Your answer should be only a number: how many lines include the word "contribute".

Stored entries
━━━━━━━━━━

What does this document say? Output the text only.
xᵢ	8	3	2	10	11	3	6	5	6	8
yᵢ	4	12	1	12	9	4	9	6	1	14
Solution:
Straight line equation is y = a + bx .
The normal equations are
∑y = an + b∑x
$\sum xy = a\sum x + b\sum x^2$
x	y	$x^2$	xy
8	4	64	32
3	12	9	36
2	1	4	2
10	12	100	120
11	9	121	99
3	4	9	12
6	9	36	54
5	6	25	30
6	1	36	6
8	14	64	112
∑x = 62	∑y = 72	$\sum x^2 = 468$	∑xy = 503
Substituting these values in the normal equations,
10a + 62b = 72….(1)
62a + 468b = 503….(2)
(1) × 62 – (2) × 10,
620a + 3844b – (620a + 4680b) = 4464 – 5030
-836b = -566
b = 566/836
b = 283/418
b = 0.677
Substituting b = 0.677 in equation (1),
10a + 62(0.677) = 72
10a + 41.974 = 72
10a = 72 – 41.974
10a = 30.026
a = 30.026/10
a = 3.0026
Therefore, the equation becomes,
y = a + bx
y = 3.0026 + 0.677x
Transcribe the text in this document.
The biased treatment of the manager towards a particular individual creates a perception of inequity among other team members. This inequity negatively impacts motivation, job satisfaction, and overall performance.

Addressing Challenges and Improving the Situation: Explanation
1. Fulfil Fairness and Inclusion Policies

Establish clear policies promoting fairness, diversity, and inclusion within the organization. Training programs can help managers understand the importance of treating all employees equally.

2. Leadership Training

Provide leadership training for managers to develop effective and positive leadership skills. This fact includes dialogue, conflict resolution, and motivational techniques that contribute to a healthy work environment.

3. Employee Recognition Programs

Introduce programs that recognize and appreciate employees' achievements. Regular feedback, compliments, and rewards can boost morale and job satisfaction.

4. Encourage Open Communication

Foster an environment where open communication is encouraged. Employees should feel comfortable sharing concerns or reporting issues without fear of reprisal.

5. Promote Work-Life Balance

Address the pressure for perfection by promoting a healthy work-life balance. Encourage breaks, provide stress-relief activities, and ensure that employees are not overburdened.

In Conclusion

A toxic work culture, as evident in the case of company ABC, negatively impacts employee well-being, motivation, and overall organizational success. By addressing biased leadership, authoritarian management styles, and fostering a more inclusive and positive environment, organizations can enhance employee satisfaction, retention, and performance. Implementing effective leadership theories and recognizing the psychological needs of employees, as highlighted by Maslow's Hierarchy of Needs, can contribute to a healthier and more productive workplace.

━━━━━━━━━━

▶ _OUTPUT OF THE TASK_: 2